[Collection entries]
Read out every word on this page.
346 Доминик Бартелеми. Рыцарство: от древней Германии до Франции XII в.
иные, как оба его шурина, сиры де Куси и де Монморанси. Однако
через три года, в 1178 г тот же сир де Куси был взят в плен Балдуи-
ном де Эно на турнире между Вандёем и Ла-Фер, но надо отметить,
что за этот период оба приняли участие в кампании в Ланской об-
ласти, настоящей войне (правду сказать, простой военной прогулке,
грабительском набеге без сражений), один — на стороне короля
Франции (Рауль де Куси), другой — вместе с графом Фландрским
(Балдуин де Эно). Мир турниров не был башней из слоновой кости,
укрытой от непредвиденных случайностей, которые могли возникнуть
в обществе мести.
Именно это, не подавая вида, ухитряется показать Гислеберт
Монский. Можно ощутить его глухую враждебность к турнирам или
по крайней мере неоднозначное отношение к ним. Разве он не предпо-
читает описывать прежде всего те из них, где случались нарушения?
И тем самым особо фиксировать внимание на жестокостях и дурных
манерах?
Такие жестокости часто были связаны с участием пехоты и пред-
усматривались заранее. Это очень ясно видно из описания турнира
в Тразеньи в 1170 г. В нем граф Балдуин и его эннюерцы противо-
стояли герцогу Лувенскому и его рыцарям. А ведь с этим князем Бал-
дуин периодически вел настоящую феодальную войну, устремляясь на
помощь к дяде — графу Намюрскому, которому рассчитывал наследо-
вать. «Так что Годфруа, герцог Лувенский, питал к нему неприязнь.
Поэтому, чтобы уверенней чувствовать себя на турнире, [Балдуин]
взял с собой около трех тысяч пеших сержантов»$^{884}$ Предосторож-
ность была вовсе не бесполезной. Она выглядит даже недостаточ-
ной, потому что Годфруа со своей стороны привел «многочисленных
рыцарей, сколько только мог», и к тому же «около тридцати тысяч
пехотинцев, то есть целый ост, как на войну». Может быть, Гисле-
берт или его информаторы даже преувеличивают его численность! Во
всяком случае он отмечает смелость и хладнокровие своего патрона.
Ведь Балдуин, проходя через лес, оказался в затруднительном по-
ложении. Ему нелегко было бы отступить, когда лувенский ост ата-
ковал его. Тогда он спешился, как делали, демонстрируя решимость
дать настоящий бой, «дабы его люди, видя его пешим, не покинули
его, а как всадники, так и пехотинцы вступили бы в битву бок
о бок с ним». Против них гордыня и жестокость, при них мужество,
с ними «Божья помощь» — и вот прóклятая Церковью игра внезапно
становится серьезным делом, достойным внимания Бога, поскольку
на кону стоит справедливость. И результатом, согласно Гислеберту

▸ **What you will do**: Restate the data above word for word, please.

▸ **Finished answer**:
Read out every word on this page.
346 Доминик Бартелеми. Рыцарство: от древней Германии до Франции XII в.
иные, как оба его шурина, сиры де Куси и де Монморанси. Однако
через три года, в 1178 г тот же сир де Куси был взят в плен Балдуи-
ном де Эно на турнире между Вандёем и Ла-Фер, но надо отметить,
что за этот период оба приняли участие в кампании в Ланской об-
ласти, настоящей войне (правду сказать, простой военной прогулке,
грабительском набеге без сражений), один — на стороне короля
Франции (Рауль де Куси), другой — вместе с графом Фландрским
(Балдуин де Эно). Мир турниров не был башней из слоновой кости,
укрытой от непредвиденных случайностей, которые могли возникнуть
в обществе мести.
Именно это, не подавая вида, ухитряется показать Гислеберт
Монский. Можно ощутить его глухую враждебность к турнирам или
по крайней мере неоднозначное отношение к ним. Разве он не предпо-
читает описывать прежде всего те из них, где случались нарушения?
И тем самым особо фиксировать внимание на жестокостях и дурных
манерах?
Такие жестокости часто были связаны с участием пехоты и пред-
усматривались заранее. Это очень ясно видно из описания турнира
в Тразеньи в 1170 г. В нем граф Балдуин и его эннюерцы противо-
стояли герцогу Лувенскому и его рыцарям. А ведь с этим князем Бал-
дуин периодически вел настоящую феодальную войну, устремляясь на
помощь к дяде — графу Намюрскому, которому рассчитывал наследо-
вать. «Так что Годфруа, герцог Лувенский, питал к нему неприязнь.
Поэтому, чтобы уверенней чувствовать себя на турнире, [Балдуин]
взял с собой около трех тысяч пеших сержантов»$^{884}$ Предосторож-
ность была вовсе не бесполезной. Она выглядит даже недостаточ-
ной, потому что Годфруа со своей стороны привел «многочисленных
рыцарей, сколько только мог», и к тому же «около тридцати тысяч
пехотинцев, то есть целый ост, как на войну». Может быть, Гисле-
берт или его информаторы даже преувеличивают его численность! Во
всяком случае он отмечает смелость и хладнокровие своего патрона.
Ведь Балдуин, проходя через лес, оказался в затруднительном по-
ложении. Ему нелегко было бы отступить, когда лувенский ост ата-
ковал его. Тогда он спешился, как делали, демонстрируя решимость
дать настоящий бой, «дабы его люди, видя его пешим, не покинули
его, а как всадники, так и пехотинцы вступили бы в битву бок
о бок с ним». Против них гордыня и жестокость, при них мужество,
с ними «Божья помощь» — и вот прóклятая Церковью игра внезапно
становится серьезным делом, достойным внимания Бога, поскольку
на кону стоит справедливость. И результатом, согласно Гислеберту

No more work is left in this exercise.